─── RECORDS FOR THIS EXERCISE
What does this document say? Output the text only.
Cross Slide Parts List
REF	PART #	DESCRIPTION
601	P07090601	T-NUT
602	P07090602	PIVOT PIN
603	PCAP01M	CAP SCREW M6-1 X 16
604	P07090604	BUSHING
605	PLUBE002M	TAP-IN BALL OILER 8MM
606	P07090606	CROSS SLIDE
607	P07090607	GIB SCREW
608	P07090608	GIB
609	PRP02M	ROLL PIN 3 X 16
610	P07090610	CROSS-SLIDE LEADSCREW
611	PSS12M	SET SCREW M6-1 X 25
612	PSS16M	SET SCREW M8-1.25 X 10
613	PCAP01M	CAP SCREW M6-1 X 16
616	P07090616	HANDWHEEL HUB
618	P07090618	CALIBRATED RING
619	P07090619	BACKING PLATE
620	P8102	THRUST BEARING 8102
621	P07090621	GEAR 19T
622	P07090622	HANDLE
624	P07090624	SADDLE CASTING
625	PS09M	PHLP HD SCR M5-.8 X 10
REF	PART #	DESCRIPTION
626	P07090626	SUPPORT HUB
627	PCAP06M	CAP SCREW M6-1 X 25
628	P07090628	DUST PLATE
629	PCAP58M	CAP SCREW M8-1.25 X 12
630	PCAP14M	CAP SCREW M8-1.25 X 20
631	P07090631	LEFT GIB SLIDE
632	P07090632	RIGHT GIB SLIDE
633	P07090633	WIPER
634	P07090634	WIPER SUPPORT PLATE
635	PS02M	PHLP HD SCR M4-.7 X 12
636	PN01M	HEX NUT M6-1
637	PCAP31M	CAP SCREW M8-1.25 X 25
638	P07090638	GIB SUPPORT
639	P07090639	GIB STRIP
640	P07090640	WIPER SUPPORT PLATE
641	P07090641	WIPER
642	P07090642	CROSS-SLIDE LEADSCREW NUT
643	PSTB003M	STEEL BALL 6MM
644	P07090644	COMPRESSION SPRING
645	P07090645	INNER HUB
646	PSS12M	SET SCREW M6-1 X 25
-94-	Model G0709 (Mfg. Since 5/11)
──────
• STATED PROBLEM: Reproduce each entry above exactly, keeping every word.

• TASK SOLUTION:
What does this document say? Output the text only.
Cross Slide Parts List
REF	PART #	DESCRIPTION
601	P07090601	T-NUT
602	P07090602	PIVOT PIN
603	PCAP01M	CAP SCREW M6-1 X 16
604	P07090604	BUSHING
605	PLUBE002M	TAP-IN BALL OILER 8MM
606	P07090606	CROSS SLIDE
607	P07090607	GIB SCREW
608	P07090608	GIB
609	PRP02M	ROLL PIN 3 X 16
610	P07090610	CROSS-SLIDE LEADSCREW
611	PSS12M	SET SCREW M6-1 X 25
612	PSS16M	SET SCREW M8-1.25 X 10
613	PCAP01M	CAP SCREW M6-1 X 16
616	P07090616	HANDWHEEL HUB
618	P07090618	CALIBRATED RING
619	P07090619	BACKING PLATE
620	P8102	THRUST BEARING 8102
621	P07090621	GEAR 19T
622	P07090622	HANDLE
624	P07090624	SADDLE CASTING
625	PS09M	PHLP HD SCR M5-.8 X 10
REF	PART #	DESCRIPTION
626	P07090626	SUPPORT HUB
627	PCAP06M	CAP SCREW M6-1 X 25
628	P07090628	DUST PLATE
629	PCAP58M	CAP SCREW M8-1.25 X 12
630	PCAP14M	CAP SCREW M8-1.25 X 20
631	P07090631	LEFT GIB SLIDE
632	P07090632	RIGHT GIB SLIDE
633	P07090633	WIPER
634	P07090634	WIPER SUPPORT PLATE
635	PS02M	PHLP HD SCR M4-.7 X 12
636	PN01M	HEX NUT M6-1
637	PCAP31M	CAP SCREW M8-1.25 X 25
638	P07090638	GIB SUPPORT
639	P07090639	GIB STRIP
640	P07090640	WIPER SUPPORT PLATE
641	P07090641	WIPER
642	P07090642	CROSS-SLIDE LEADSCREW NUT
643	PSTB003M	STEEL BALL 6MM
644	P07090644	COMPRESSION SPRING
645	P07090645	INNER HUB
646	PSS12M	SET SCREW M6-1 X 25
-94-	Model G0709 (Mfg. Since 5/11)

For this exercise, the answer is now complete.